Extracts from a graphics dataset:
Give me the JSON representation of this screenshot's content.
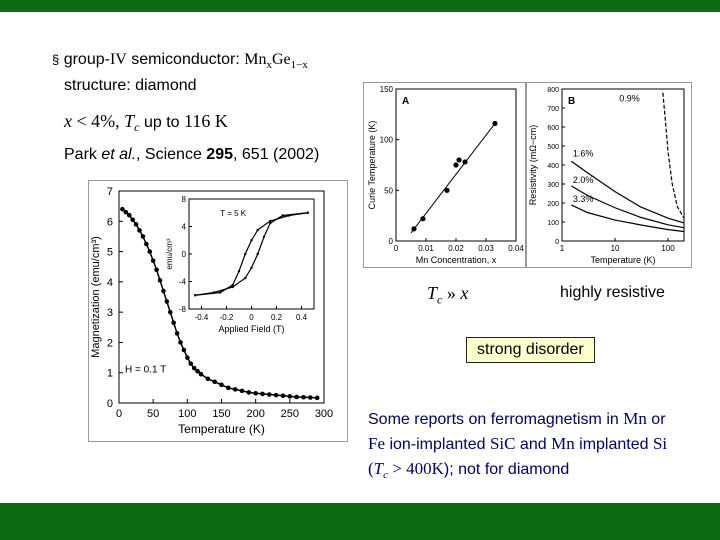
{
  "slide": {
    "line1": {
      "bullet": "§",
      "text_a": "group-",
      "roman": "IV",
      "text_b": " semiconductor: ",
      "mn": "Mn",
      "x_sub": "x",
      "ge": "Ge",
      "one_minus_x": "1−x"
    },
    "line2": "structure: diamond",
    "line3": {
      "x": "x",
      "lt": " < 4%, ",
      "tc_T": "T",
      "tc_sub": "c",
      "up_to": " up to ",
      "value": "116 K"
    },
    "citation": {
      "author": "Park ",
      "etal": "et al.",
      "journal": ", Science ",
      "volume": "295",
      "pages": ", 651 (2002)"
    },
    "tc_relation": {
      "T": "T",
      "sub": "c",
      "rel": " » ",
      "x": "x"
    },
    "highly_resistive": "highly resistive",
    "strong_disorder": "strong disorder",
    "reports": {
      "p1": "Some reports on ferromagnetism in ",
      "mn1": "Mn",
      "p2": " or",
      "fe": "Fe",
      "p3": " ion-implanted ",
      "sic": "SiC",
      "p4": " and ",
      "mn2": "Mn",
      "p5": " implanted ",
      "si": "Si",
      "open": "(",
      "tcT": "T",
      "tcsub": "c",
      "gt": " > 400K",
      "p6": "); not for diamond"
    },
    "colors": {
      "bar_green": "#0d6b14",
      "box_yellow": "#ffffcc",
      "text_blue": "#000066"
    }
  },
  "chart_data": [
    {
      "type": "line",
      "xlabel": "Temperature (K)",
      "ylabel": "Magnetization (emu/cm³)",
      "xlim": [
        0,
        300
      ],
      "ylim": [
        0,
        7
      ],
      "x_ticks": [
        "0",
        "50",
        "100",
        "150",
        "200",
        "250",
        "300"
      ],
      "y_ticks": [
        "0",
        "1",
        "2",
        "3",
        "4",
        "5",
        "6",
        "7"
      ],
      "annotation": "H = 0.1 T",
      "x": [
        5,
        10,
        15,
        20,
        25,
        30,
        35,
        40,
        45,
        50,
        55,
        60,
        65,
        70,
        75,
        80,
        85,
        90,
        95,
        100,
        105,
        110,
        115,
        120,
        130,
        140,
        150,
        160,
        170,
        180,
        190,
        200,
        210,
        220,
        230,
        240,
        250,
        260,
        270,
        280,
        290
      ],
      "values": [
        6.4,
        6.3,
        6.2,
        6.05,
        5.9,
        5.7,
        5.5,
        5.25,
        5.0,
        4.7,
        4.4,
        4.05,
        3.7,
        3.35,
        3.0,
        2.65,
        2.3,
        2.0,
        1.75,
        1.5,
        1.3,
        1.15,
        1.05,
        0.95,
        0.8,
        0.7,
        0.6,
        0.5,
        0.45,
        0.4,
        0.35,
        0.32,
        0.3,
        0.28,
        0.26,
        0.24,
        0.22,
        0.2,
        0.19,
        0.18,
        0.17
      ]
    },
    {
      "type": "line",
      "xlabel": "Applied Field (T)",
      "ylabel": "emu/cm³",
      "xlim": [
        -0.5,
        0.5
      ],
      "ylim": [
        -8,
        8
      ],
      "x_ticks": [
        "-0.4",
        "-0.2",
        "0",
        "0.2",
        "0.4"
      ],
      "y_ticks": [
        "8",
        "4",
        "0",
        "-4",
        "-8"
      ],
      "annotation": "T = 5 K",
      "series": [
        {
          "x": [
            -0.45,
            -0.3,
            -0.15,
            -0.05,
            0.0,
            0.05,
            0.1,
            0.15,
            0.25,
            0.45
          ],
          "values": [
            -6,
            -5.6,
            -4.8,
            -3.5,
            -2.0,
            0,
            2.5,
            4.5,
            5.6,
            6
          ]
        },
        {
          "x": [
            -0.45,
            -0.25,
            -0.15,
            -0.1,
            -0.05,
            0.0,
            0.05,
            0.15,
            0.3,
            0.45
          ],
          "values": [
            -6,
            -5.6,
            -4.5,
            -2.5,
            0,
            2.0,
            3.5,
            4.8,
            5.6,
            6
          ]
        }
      ]
    },
    {
      "type": "scatter",
      "panel_label": "A",
      "xlabel": "Mn Concentration, x",
      "ylabel": "Curie Temperature (K)",
      "xlim": [
        0,
        0.04
      ],
      "ylim": [
        0,
        150
      ],
      "x_ticks": [
        "0",
        "0.01",
        "0.02",
        "0.03",
        "0.04"
      ],
      "y_ticks": [
        "0",
        "50",
        "100",
        "150"
      ],
      "x": [
        0.006,
        0.009,
        0.017,
        0.02,
        0.021,
        0.023,
        0.033
      ],
      "values": [
        12,
        22,
        50,
        75,
        80,
        78,
        116
      ]
    },
    {
      "type": "line",
      "panel_label": "B",
      "xlabel": "Temperature (K)",
      "ylabel": "Resistivity (mΩ−cm)",
      "x_scale": "log",
      "xlim": [
        1,
        200
      ],
      "ylim": [
        0,
        800
      ],
      "x_ticks": [
        "1",
        "10",
        "100"
      ],
      "y_ticks": [
        "0",
        "100",
        "200",
        "300",
        "400",
        "500",
        "600",
        "700",
        "800"
      ],
      "series": [
        {
          "name": "0.9%",
          "x": [
            80,
            90,
            100,
            120,
            150,
            200
          ],
          "values": [
            780,
            620,
            470,
            300,
            180,
            120
          ]
        },
        {
          "name": "1.6%",
          "x": [
            1.5,
            3,
            10,
            30,
            100,
            200
          ],
          "values": [
            420,
            360,
            260,
            180,
            120,
            95
          ]
        },
        {
          "name": "2.0%",
          "x": [
            1.5,
            3,
            10,
            30,
            100,
            200
          ],
          "values": [
            290,
            240,
            175,
            125,
            85,
            70
          ]
        },
        {
          "name": "3.3%",
          "x": [
            1.5,
            3,
            10,
            30,
            100,
            200
          ],
          "values": [
            190,
            150,
            110,
            85,
            60,
            50
          ]
        }
      ]
    }
  ]
}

### PROBLEM DETAILS
Transcribe the material exactly, and leave out whatever pictures it holds.

### THE ANSWER
Give me the JSON representation of this screenshot's content.
{
  "slide": {
    "line1": {
      "bullet": "§",
      "text_a": "group-",
      "roman": "IV",
      "text_b": " semiconductor: ",
      "mn": "Mn",
      "x_sub": "x",
      "ge": "Ge",
      "one_minus_x": "1−x"
    },
    "line2": "structure: diamond",
    "line3": {
      "x": "x",
      "lt": " < 4%, ",
      "tc_T": "T",
      "tc_sub": "c",
      "up_to": " up to ",
      "value": "116 K"
    },
    "citation": {
      "author": "Park ",
      "etal": "et al.",
      "journal": ", Science ",
      "volume": "295",
      "pages": ", 651 (2002)"
    },
    "tc_relation": {
      "T": "T",
      "sub": "c",
      "rel": " » ",
      "x": "x"
    },
    "highly_resistive": "highly resistive",
    "strong_disorder": "strong disorder",
    "reports": {
      "p1": "Some reports on ferromagnetism in ",
      "mn1": "Mn",
      "p2": " or",
      "fe": "Fe",
      "p3": " ion-implanted ",
      "sic": "SiC",
      "p4": " and ",
      "mn2": "Mn",
      "p5": " implanted ",
      "si": "Si",
      "open": "(",
      "tcT": "T",
      "tcsub": "c",
      "gt": " > 400K",
      "p6": "); not for diamond"
    },
    "colors": {
      "bar_green": "#0d6b14",
      "box_yellow": "#ffffcc",
      "text_blue": "#000066"
    }
  },
  "chart_data": [
    {
      "type": "line",
      "xlabel": "Temperature (K)",
      "ylabel": "Magnetization (emu/cm³)",
      "xlim": [
        0,
        300
      ],
      "ylim": [
        0,
        7
      ],
      "x_ticks": [
        "0",
        "50",
        "100",
        "150",
        "200",
        "250",
        "300"
      ],
      "y_ticks": [
        "0",
        "1",
        "2",
        "3",
        "4",
        "5",
        "6",
        "7"
      ],
      "annotation": "H = 0.1 T",
      "x": [
        5,
        10,
        15,
        20,
        25,
        30,
        35,
        40,
        45,
        50,
        55,
        60,
        65,
        70,
        75,
        80,
        85,
        90,
        95,
        100,
        105,
        110,
        115,
        120,
        130,
        140,
        150,
        160,
        170,
        180,
        190,
        200,
        210,
        220,
        230,
        240,
        250,
        260,
        270,
        280,
        290
      ],
      "values": [
        6.4,
        6.3,
        6.2,
        6.05,
        5.9,
        5.7,
        5.5,
        5.25,
        5.0,
        4.7,
        4.4,
        4.05,
        3.7,
        3.35,
        3.0,
        2.65,
        2.3,
        2.0,
        1.75,
        1.5,
        1.3,
        1.15,
        1.05,
        0.95,
        0.8,
        0.7,
        0.6,
        0.5,
        0.45,
        0.4,
        0.35,
        0.32,
        0.3,
        0.28,
        0.26,
        0.24,
        0.22,
        0.2,
        0.19,
        0.18,
        0.17
      ]
    },
    {
      "type": "line",
      "xlabel": "Applied Field (T)",
      "ylabel": "emu/cm³",
      "xlim": [
        -0.5,
        0.5
      ],
      "ylim": [
        -8,
        8
      ],
      "x_ticks": [
        "-0.4",
        "-0.2",
        "0",
        "0.2",
        "0.4"
      ],
      "y_ticks": [
        "8",
        "4",
        "0",
        "-4",
        "-8"
      ],
      "annotation": "T = 5 K",
      "series": [
        {
          "x": [
            -0.45,
            -0.3,
            -0.15,
            -0.05,
            0.0,
            0.05,
            0.1,
            0.15,
            0.25,
            0.45
          ],
          "values": [
            -6,
            -5.6,
            -4.8,
            -3.5,
            -2.0,
            0,
            2.5,
            4.5,
            5.6,
            6
          ]
        },
        {
          "x": [
            -0.45,
            -0.25,
            -0.15,
            -0.1,
            -0.05,
            0.0,
            0.05,
            0.15,
            0.3,
            0.45
          ],
          "values": [
            -6,
            -5.6,
            -4.5,
            -2.5,
            0,
            2.0,
            3.5,
            4.8,
            5.6,
            6
          ]
        }
      ]
    },
    {
      "type": "scatter",
      "panel_label": "A",
      "xlabel": "Mn Concentration, x",
      "ylabel": "Curie Temperature (K)",
      "xlim": [
        0,
        0.04
      ],
      "ylim": [
        0,
        150
      ],
      "x_ticks": [
        "0",
        "0.01",
        "0.02",
        "0.03",
        "0.04"
      ],
      "y_ticks": [
        "0",
        "50",
        "100",
        "150"
      ],
      "x": [
        0.006,
        0.009,
        0.017,
        0.02,
        0.021,
        0.023,
        0.033
      ],
      "values": [
        12,
        22,
        50,
        75,
        80,
        78,
        116
      ]
    },
    {
      "type": "line",
      "panel_label": "B",
      "xlabel": "Temperature (K)",
      "ylabel": "Resistivity (mΩ−cm)",
      "x_scale": "log",
      "xlim": [
        1,
        200
      ],
      "ylim": [
        0,
        800
      ],
      "x_ticks": [
        "1",
        "10",
        "100"
      ],
      "y_ticks": [
        "0",
        "100",
        "200",
        "300",
        "400",
        "500",
        "600",
        "700",
        "800"
      ],
      "series": [
        {
          "name": "0.9%",
          "x": [
            80,
            90,
            100,
            120,
            150,
            200
          ],
          "values": [
            780,
            620,
            470,
            300,
            180,
            120
          ]
        },
        {
          "name": "1.6%",
          "x": [
            1.5,
            3,
            10,
            30,
            100,
            200
          ],
          "values": [
            420,
            360,
            260,
            180,
            120,
            95
          ]
        },
        {
          "name": "2.0%",
          "x": [
            1.5,
            3,
            10,
            30,
            100,
            200
          ],
          "values": [
            290,
            240,
            175,
            125,
            85,
            70
          ]
        },
        {
          "name": "3.3%",
          "x": [
            1.5,
            3,
            10,
            30,
            100,
            200
          ],
          "values": [
            190,
            150,
            110,
            85,
            60,
            50
          ]
        }
      ]
    }
  ]
}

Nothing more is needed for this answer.